## Short task
Copy all lines that contain the word "load".
** START Given data **
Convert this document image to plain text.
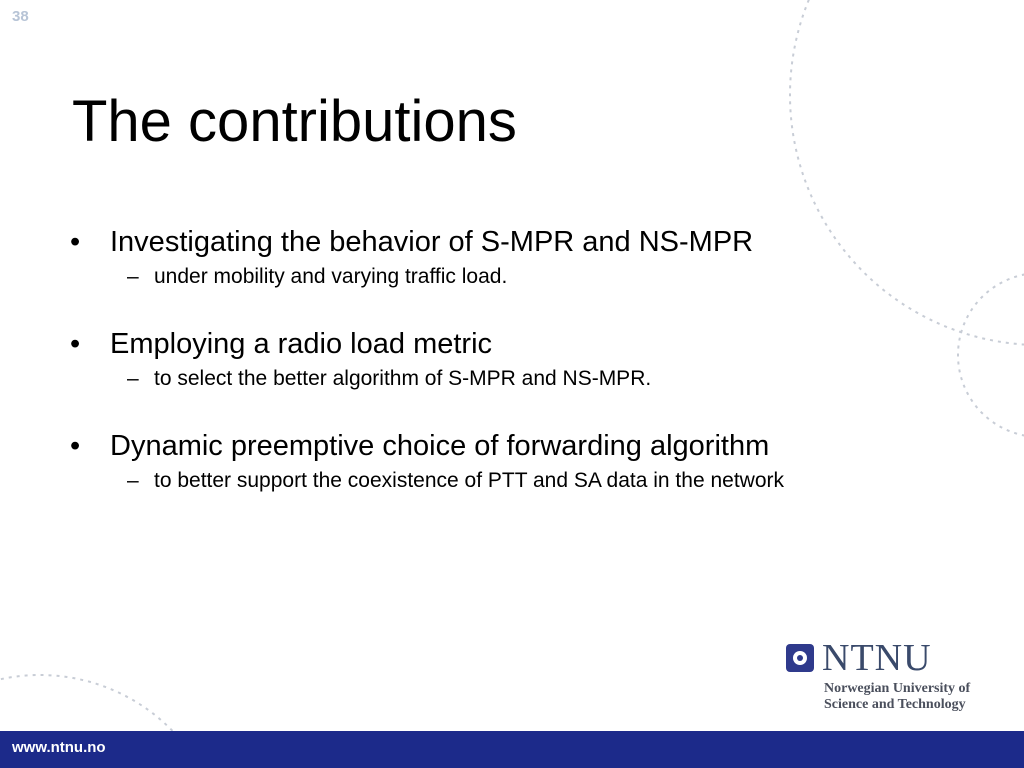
38
The contributions
• Investigating the behavior of S-MPR and NS-MPR
– under mobility and varying traffic load.
• Employing a radio load metric
– to select the better algorithm of S-MPR and NS-MPR.
• Dynamic preemptive choice of forwarding algorithm
– to better support the coexistence of PTT and SA data in the network
NTNU
Norwegian University of
Science and Technology
www.ntnu.no
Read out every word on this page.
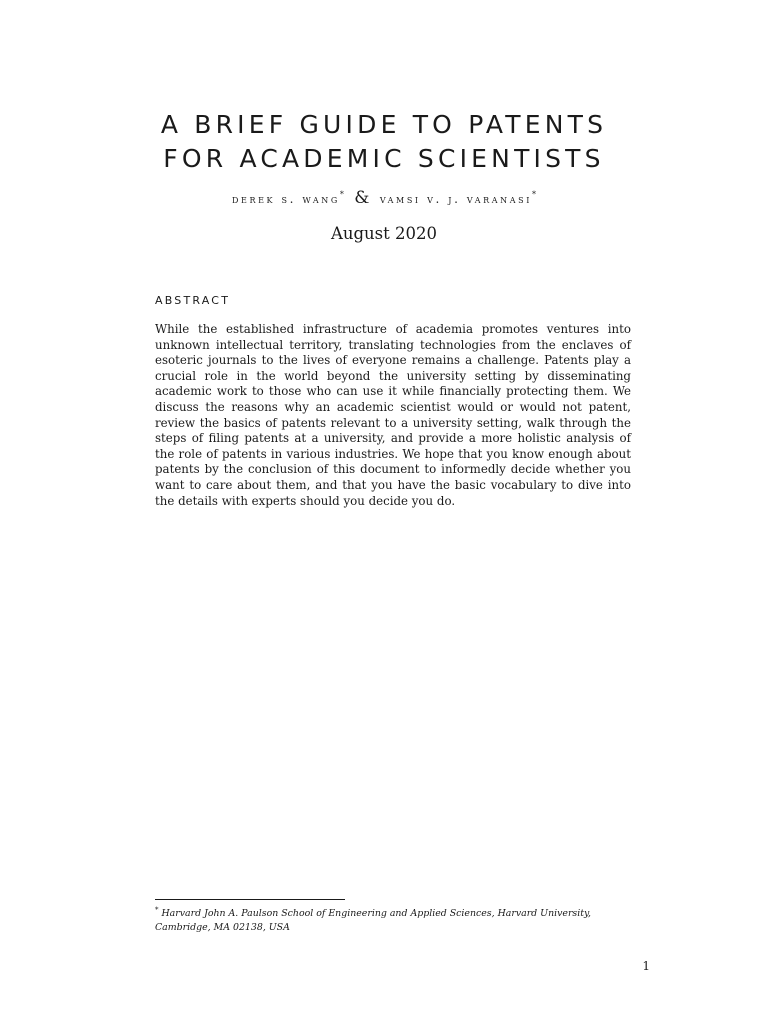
A BRIEF GUIDE TO PATENTS
FOR ACADEMIC SCIENTISTS
derek s. wang* & vamsi v. j. varanasi*
August 2020
ABSTRACT

While the established infrastructure of academia promotes ventures into unknown intellectual territory, translating technologies from the enclaves of esoteric journals to the lives of everyone remains a challenge. Patents play a crucial role in the world beyond the university setting by disseminating academic work to those who can use it while financially protecting them. We discuss the reasons why an academic scientist would or would not patent, review the basics of patents relevant to a university setting, walk through the steps of filing patents at a university, and provide a more holistic analysis of the role of patents in various industries. We hope that you know enough about patents by the conclusion of this document to informedly decide whether you want to care about them, and that you have the basic vocabulary to dive into the details with experts should you decide you do.

* Harvard John A. Paulson School of Engineering and Applied Sciences, Harvard University, Cambridge, MA 02138, USA
1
** END Given data **
## Solution to the exercise
– under mobility and varying traffic load.
• Employing a radio load metric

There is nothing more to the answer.